**Task to complete**
Report every line from the material that contains the word "page".

**Entries**
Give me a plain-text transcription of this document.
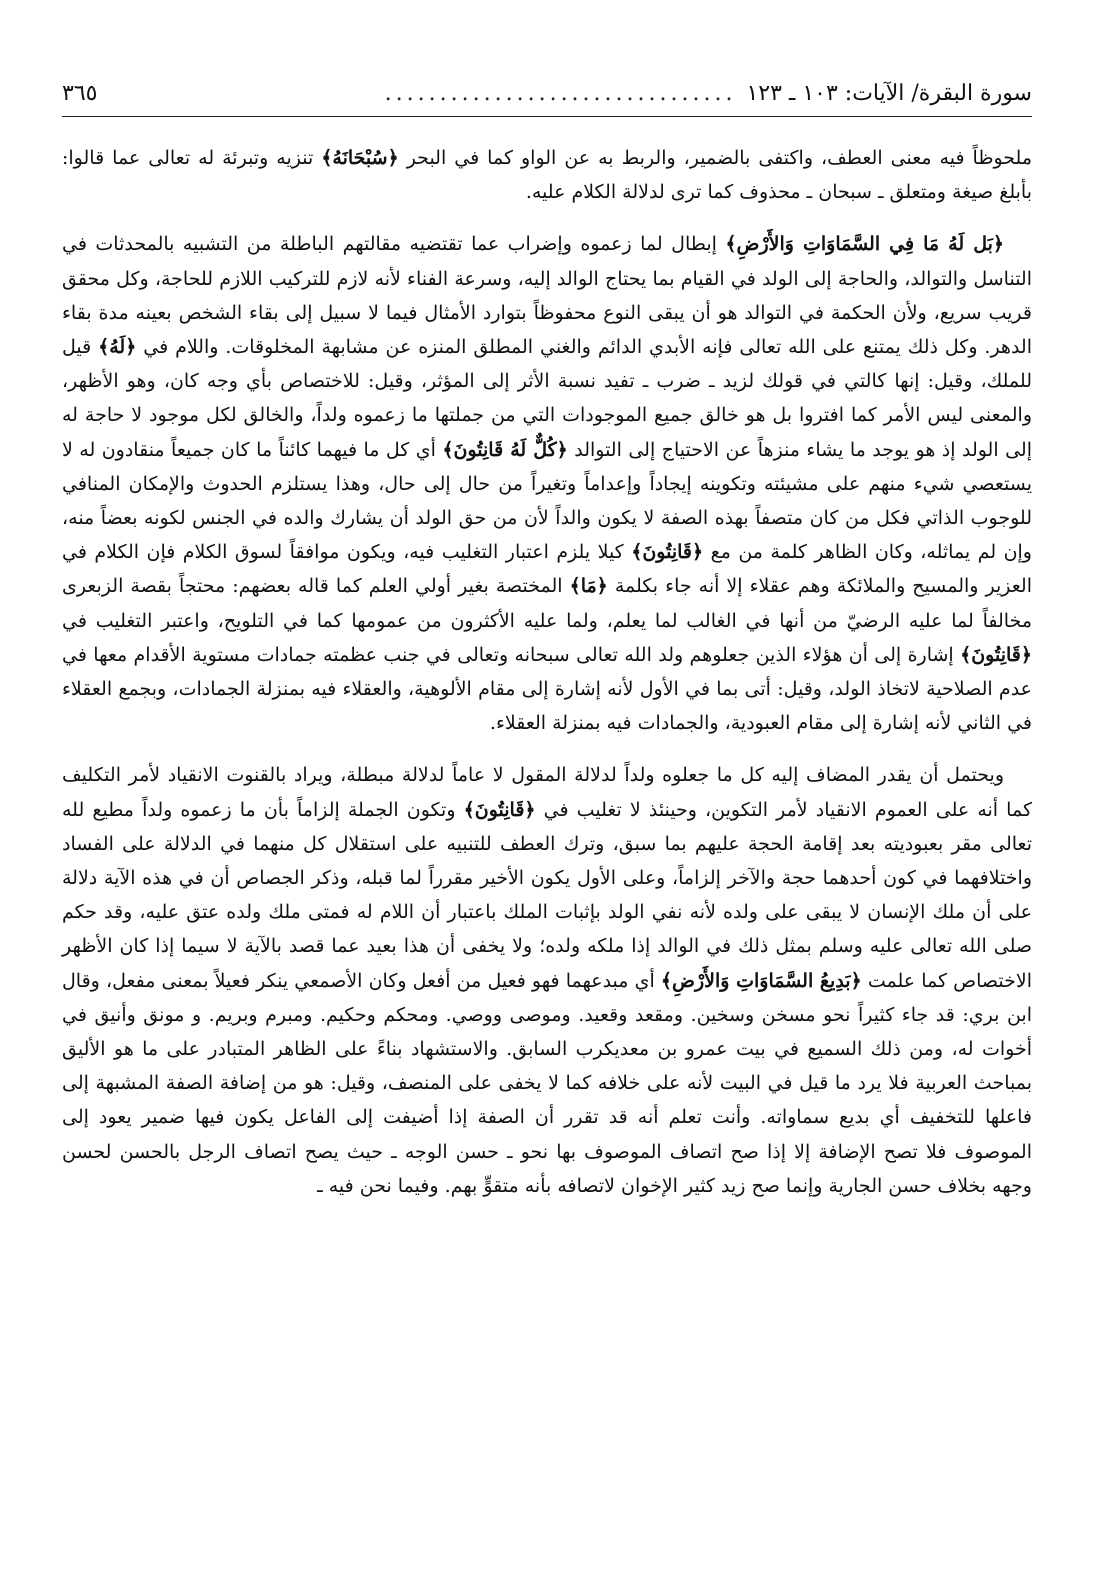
سورة البقرة/ الآيات: ١٠٣ ـ ١٢٣
................................
٣٦٥

ملحوظاً فيه معنى العطف، واكتفى بالضمير، والربط به عن الواو كما في البحر ﴿سُبْحَانَهُ﴾ تنزيه وتبرئة له تعالى عما قالوا: بأبلغ صيغة ومتعلق ـ سبحان ـ محذوف كما ترى لدلالة الكلام عليه.

﴿بَل لَهُ مَا فِي السَّمَاوَاتِ وَالأَرْضِ﴾ إبطال لما زعموه وإضراب عما تقتضيه مقالتهم الباطلة من التشبيه بالمحدثات في التناسل والتوالد، والحاجة إلى الولد في القيام بما يحتاج الوالد إليه، وسرعة الفناء لأنه لازم للتركيب اللازم للحاجة، وكل محقق قريب سريع، ولأن الحكمة في التوالد هو أن يبقى النوع محفوظاً بتوارد الأمثال فيما لا سبيل إلى بقاء الشخص بعينه مدة بقاء الدهر. وكل ذلك يمتنع على الله تعالى فإنه الأبدي الدائم والغني المطلق المنزه عن مشابهة المخلوقات. واللام في ﴿لَهُ﴾ قيل للملك، وقيل: إنها كالتي في قولك لزيد ـ ضرب ـ تفيد نسبة الأثر إلى المؤثر، وقيل: للاختصاص بأي وجه كان، وهو الأظهر، والمعنى ليس الأمر كما افتروا بل هو خالق جميع الموجودات التي من جملتها ما زعموه ولداً، والخالق لكل موجود لا حاجة له إلى الولد إذ هو يوجد ما يشاء منزهاً عن الاحتياج إلى التوالد ﴿كُلٌّ لَهُ قَانِتُونَ﴾ أي كل ما فيهما كائناً ما كان جميعاً منقادون له لا يستعصي شيء منهم على مشيئته وتكوينه إيجاداً وإعداماً وتغيراً من حال إلى حال، وهذا يستلزم الحدوث والإمكان المنافي للوجوب الذاتي فكل من كان متصفاً بهذه الصفة لا يكون والداً لأن من حق الولد أن يشارك والده في الجنس لكونه بعضاً منه، وإن لم يماثله، وكان الظاهر كلمة من مع ﴿قَانِتُونَ﴾ كيلا يلزم اعتبار التغليب فيه، ويكون موافقاً لسوق الكلام فإن الكلام في العزير والمسيح والملائكة وهم عقلاء إلا أنه جاء بكلمة ﴿مَا﴾ المختصة بغير أولي العلم كما قاله بعضهم: محتجاً بقصة الزبعرى مخالفاً لما عليه الرضيّ من أنها في الغالب لما يعلم، ولما عليه الأكثرون من عمومها كما في التلويح، واعتبر التغليب في ﴿قَانِتُونَ﴾ إشارة إلى أن هؤلاء الذين جعلوهم ولد الله تعالى سبحانه وتعالى في جنب عظمته جمادات مستوية الأقدام معها في عدم الصلاحية لاتخاذ الولد، وقيل: أتى بما في الأول لأنه إشارة إلى مقام الألوهية، والعقلاء فيه بمنزلة الجمادات، وبجمع العقلاء في الثاني لأنه إشارة إلى مقام العبودية، والجمادات فيه بمنزلة العقلاء.

ويحتمل أن يقدر المضاف إليه كل ما جعلوه ولداً لدلالة المقول لا عاماً لدلالة مبطلة، ويراد بالقنوت الانقياد لأمر التكليف كما أنه على العموم الانقياد لأمر التكوين، وحينئذ لا تغليب في ﴿قَانِتُونَ﴾ وتكون الجملة إلزاماً بأن ما زعموه ولداً مطيع لله تعالى مقر بعبوديته بعد إقامة الحجة عليهم بما سبق، وترك العطف للتنبيه على استقلال كل منهما في الدلالة على الفساد واختلافهما في كون أحدهما حجة والآخر إلزاماً، وعلى الأول يكون الأخير مقرراً لما قبله، وذكر الجصاص أن في هذه الآية دلالة على أن ملك الإنسان لا يبقى على ولده لأنه نفي الولد بإثبات الملك باعتبار أن اللام له فمتى ملك ولده عتق عليه، وقد حكم صلى الله تعالى عليه وسلم بمثل ذلك في الوالد إذا ملكه ولده؛ ولا يخفى أن هذا بعيد عما قصد بالآية لا سيما إذا كان الأظهر الاختصاص كما علمت ﴿بَدِيعُ السَّمَاوَاتِ وَالأَرْضِ﴾ أي مبدعهما فهو فعيل من أفعل وكان الأصمعي ينكر فعيلاً بمعنى مفعل، وقال ابن بري: قد جاء كثيراً نحو مسخن وسخين. ومقعد وقعيد. وموصى ووصي. ومحكم وحكيم. ومبرم وبريم. و مونق وأنيق في أخوات له، ومن ذلك السميع في بيت عمرو بن معديكرب السابق. والاستشهاد بناءً على الظاهر المتبادر على ما هو الأليق بمباحث العربية فلا يرد ما قيل في البيت لأنه على خلافه كما لا يخفى على المنصف، وقيل: هو من إضافة الصفة المشبهة إلى فاعلها للتخفيف أي بديع سماواته. وأنت تعلم أنه قد تقرر أن الصفة إذا أضيفت إلى الفاعل يكون فيها ضمير يعود إلى الموصوف فلا تصح الإضافة إلا إذا صح اتصاف الموصوف بها نحو ـ حسن الوجه ـ حيث يصح اتصاف الرجل بالحسن لحسن وجهه بخلاف حسن الجارية وإنما صح زيد كثير الإخوان لاتصافه بأنه متقوٍّ بهم. وفيما نحن فيه ـ
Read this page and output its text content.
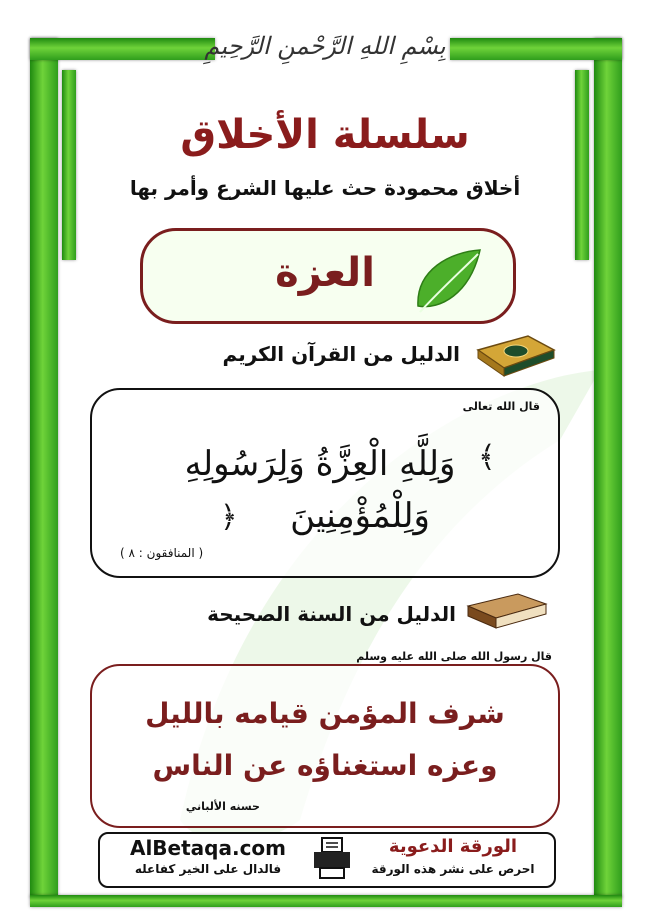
بِسْمِ اللهِ الرَّحْمنِ الرَّحِيمِ
سلسلة الأخلاق
أخلاق محمودة حث عليها الشرع وأمر بها
العزة
الدليل من القرآن الكريم
قال الله تعالى
﴾
﴿
وَلِلَّهِ الْعِزَّةُ وَلِرَسُولِهِ
وَلِلْمُؤْمِنِينَ
( المنافقون : ٨ )
الدليل من السنة الصحيحة
قال رسول الله صلى الله عليه وسلم
شرف المؤمن قيامه بالليل
وعزه استغناؤه عن الناس
حسنه الألباني
AlBetaqa.com
فالدال على الخير كفاعله
الورقة الدعوية
احرص على نشر هذه الورقة
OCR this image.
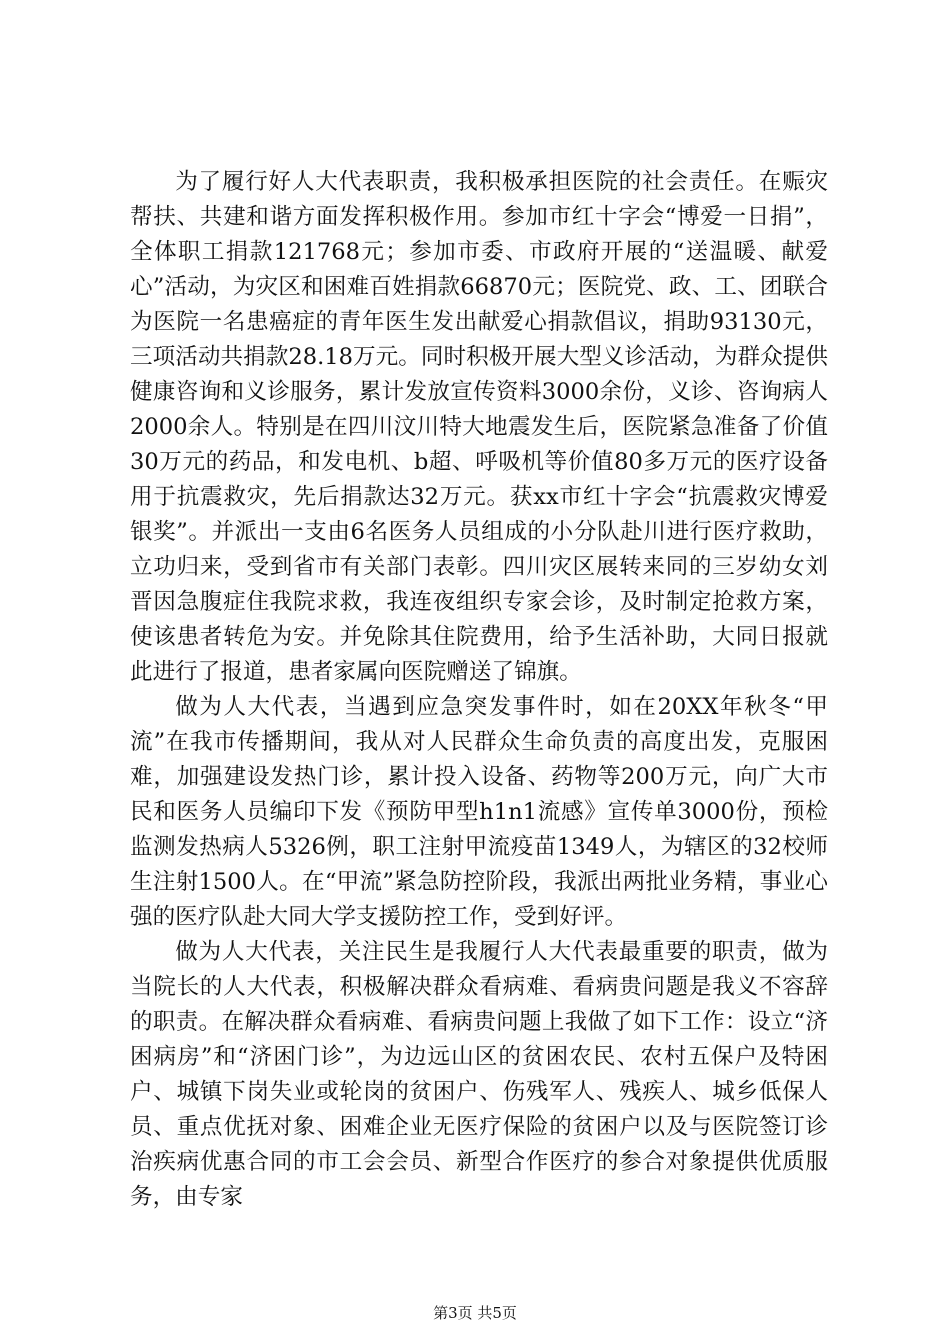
为了履行好人大代表职责，我积极承担医院的社会责任。在赈灾帮扶、共建和谐方面发挥积极作用。参加市红十字会“博爱一日捐”，全体职工捐款121768元；参加市委、市政府开展的“送温暖、献爱心”活动，为灾区和困难百姓捐款66870元；医院党、政、工、团联合为医院一名患癌症的青年医生发出献爱心捐款倡议，捐助93130元，三项活动共捐款28.18万元。同时积极开展大型义诊活动，为群众提供健康咨询和义诊服务，累计发放宣传资料3000余份，义诊、咨询病人2000余人。特别是在四川汶川特大地震发生后，医院紧急准备了价值30万元的药品，和发电机、b超、呼吸机等价值80多万元的医疗设备用于抗震救灾，先后捐款达32万元。获xx市红十字会“抗震救灾博爱银奖”。并派出一支由6名医务人员组成的小分队赴川进行医疗救助，立功归来，受到省市有关部门表彰。四川灾区展转来同的三岁幼女刘晋因急腹症住我院求救，我连夜组织专家会诊，及时制定抢救方案，使该患者转危为安。并免除其住院费用，给予生活补助，大同日报就此进行了报道，患者家属向医院赠送了锦旗。

做为人大代表，当遇到应急突发事件时，如在20XX年秋冬“甲流”在我市传播期间，我从对人民群众生命负责的高度出发，克服困难，加强建设发热门诊，累计投入设备、药物等200万元，向广大市民和医务人员编印下发《预防甲型h1n1流感》宣传单3000份，预检监测发热病人5326例，职工注射甲流疫苗1349人，为辖区的32校师生注射1500人。在“甲流”紧急防控阶段，我派出两批业务精，事业心强的医疗队赴大同大学支援防控工作，受到好评。

做为人大代表，关注民生是我履行人大代表最重要的职责，做为当院长的人大代表，积极解决群众看病难、看病贵问题是我义不容辞的职责。在解决群众看病难、看病贵问题上我做了如下工作：设立“济困病房”和“济困门诊”，为边远山区的贫困农民、农村五保户及特困户、城镇下岗失业或轮岗的贫困户、伤残军人、残疾人、城乡低保人员、重点优抚对象、困难企业无医疗保险的贫困户以及与医院签订诊治疾病优惠合同的市工会会员、新型合作医疗的参合对象提供优质服务，由专家

第3页 共5页
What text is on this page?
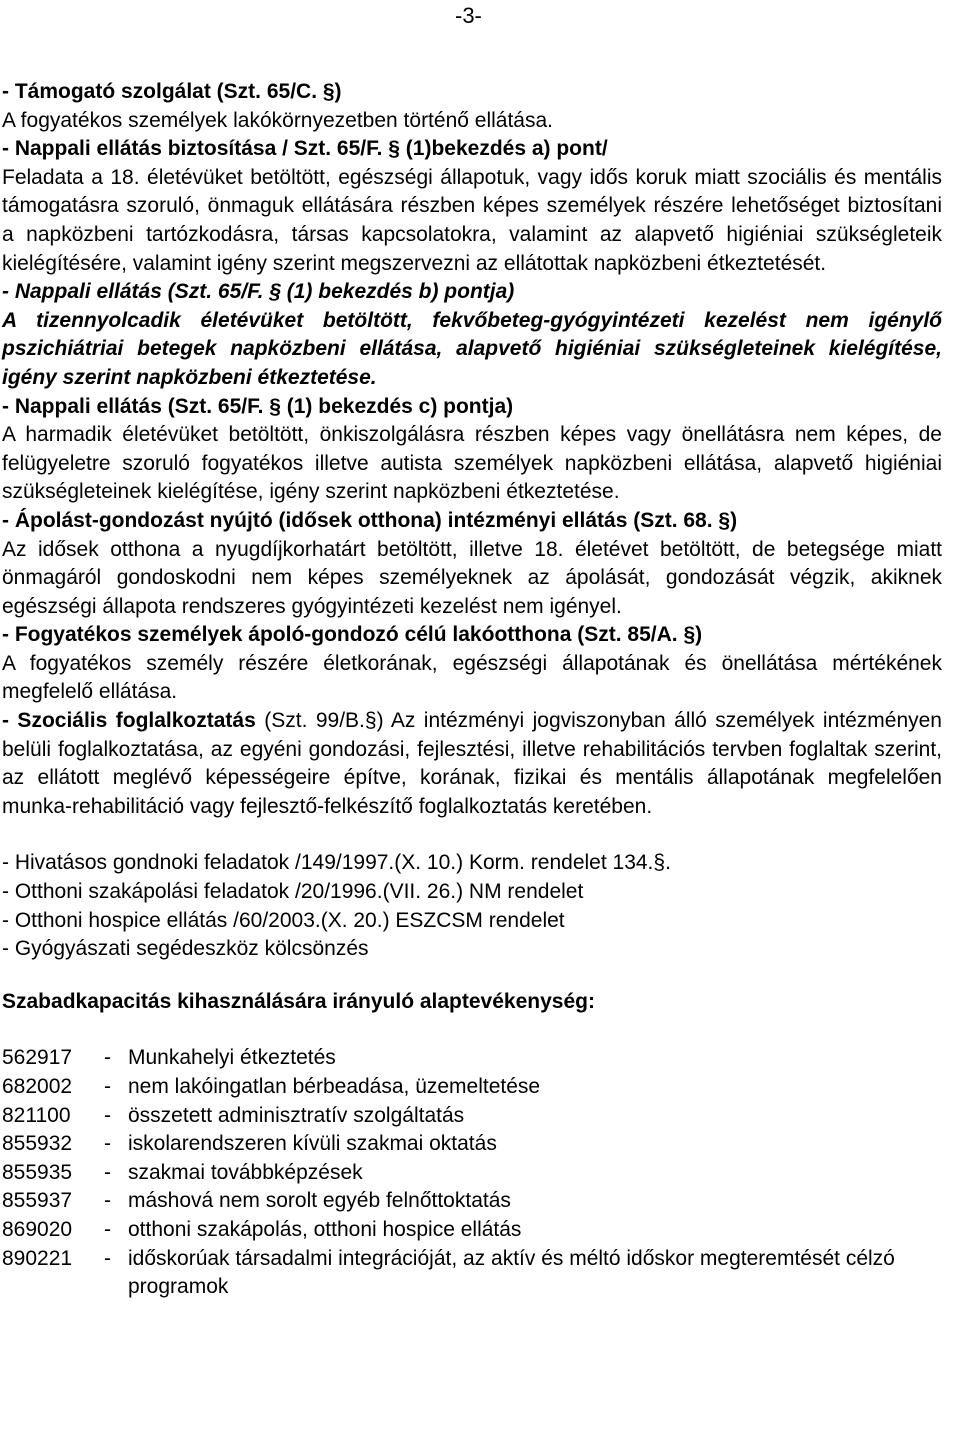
-3-

- Támogató szolgálat (Szt. 65/C. §)

A fogyatékos személyek lakókörnyezetben történő ellátása.

- Nappali ellátás biztosítása / Szt. 65/F. § (1)bekezdés a) pont/

Feladata a 18. életévüket betöltött, egészségi állapotuk, vagy idős koruk miatt szociális és mentális támogatásra szoruló, önmaguk ellátására részben képes személyek részére lehetőséget biztosítani a napközbeni tartózkodásra, társas kapcsolatokra, valamint az alapvető higiéniai szükségleteik kielégítésére, valamint igény szerint megszervezni az ellátottak napközbeni étkeztetését.

- Nappali ellátás (Szt. 65/F. § (1) bekezdés b) pontja)

A tizennyolcadik életévüket betöltött, fekvőbeteg-gyógyintézeti kezelést nem igénylő pszichiátriai betegek napközbeni ellátása, alapvető higiéniai szükségleteinek kielégítése, igény szerint napközbeni étkeztetése.

- Nappali ellátás (Szt. 65/F. § (1) bekezdés c) pontja)

A harmadik életévüket betöltött, önkiszolgálásra részben képes vagy önellátásra nem képes, de felügyeletre szoruló fogyatékos illetve autista személyek napközbeni ellátása, alapvető higiéniai szükségleteinek kielégítése, igény szerint napközbeni étkeztetése.

- Ápolást-gondozást nyújtó (idősek otthona) intézményi ellátás (Szt. 68. §)

Az idősek otthona a nyugdíjkorhatárt betöltött, illetve 18. életévet betöltött, de betegsége miatt önmagáról gondoskodni nem képes személyeknek az ápolását, gondozását végzik, akiknek egészségi állapota rendszeres gyógyintézeti kezelést nem igényel.

- Fogyatékos személyek ápoló-gondozó célú lakóotthona (Szt. 85/A. §)

A fogyatékos személy részére életkorának, egészségi állapotának és önellátása mértékének megfelelő ellátása.

- Szociális foglalkoztatás (Szt. 99/B.§) Az intézményi jogviszonyban álló személyek intézményen belüli foglalkoztatása, az egyéni gondozási, fejlesztési, illetve rehabilitációs tervben foglaltak szerint, az ellátott meglévő képességeire építve, korának, fizikai és mentális állapotának megfelelően munka-rehabilitáció vagy fejlesztő-felkészítő foglalkoztatás keretében.

- Hivatásos gondnoki feladatok /149/1997.(X. 10.) Korm. rendelet 134.§.

- Otthoni szakápolási feladatok /20/1996.(VII. 26.) NM rendelet

- Otthoni hospice ellátás /60/2003.(X. 20.) ESZCSM rendelet

- Gyógyászati segédeszköz kölcsönzés

Szabadkapacitás kihasználására irányuló alaptevékenység:

562917	- Munkahelyi étkeztetés
682002	- nem lakóingatlan bérbeadása, üzemeltetése
821100	- összetett adminisztratív szolgáltatás
855932	- iskolarendszeren kívüli szakmai oktatás
855935	- szakmai továbbképzések
855937	- máshová nem sorolt egyéb felnőttoktatás
869020	- otthoni szakápolás, otthoni hospice ellátás
890221	- időskorúak társadalmi integrációját, az aktív és méltó időskor megteremtését célzó programok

**Task response**
Read this page and output its text content.
What text is on this page?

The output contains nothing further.